- **Task objective**
In the material below, identify each line bearing the word "DM研究". Reproduce those lines.

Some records

————————

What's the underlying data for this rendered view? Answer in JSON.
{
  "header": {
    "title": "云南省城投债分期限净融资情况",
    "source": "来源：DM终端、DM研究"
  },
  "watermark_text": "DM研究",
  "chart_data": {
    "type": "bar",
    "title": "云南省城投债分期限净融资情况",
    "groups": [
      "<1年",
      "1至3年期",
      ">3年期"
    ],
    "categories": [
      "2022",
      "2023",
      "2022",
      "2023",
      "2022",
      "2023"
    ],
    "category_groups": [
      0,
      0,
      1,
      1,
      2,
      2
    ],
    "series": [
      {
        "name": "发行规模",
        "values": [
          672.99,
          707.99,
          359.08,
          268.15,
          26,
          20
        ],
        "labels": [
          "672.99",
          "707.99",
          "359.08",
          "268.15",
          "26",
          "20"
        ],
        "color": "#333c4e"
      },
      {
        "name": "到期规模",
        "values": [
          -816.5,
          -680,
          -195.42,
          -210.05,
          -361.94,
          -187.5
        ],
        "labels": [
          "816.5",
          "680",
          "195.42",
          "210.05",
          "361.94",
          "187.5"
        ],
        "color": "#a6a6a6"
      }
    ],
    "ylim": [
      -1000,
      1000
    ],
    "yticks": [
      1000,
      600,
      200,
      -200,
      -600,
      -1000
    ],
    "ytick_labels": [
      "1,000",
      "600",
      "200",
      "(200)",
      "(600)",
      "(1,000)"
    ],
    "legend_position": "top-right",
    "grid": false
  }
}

————————

- **Answer in full**
    "source": "来源：DM终端、DM研究"
  "watermark_text": "DM研究",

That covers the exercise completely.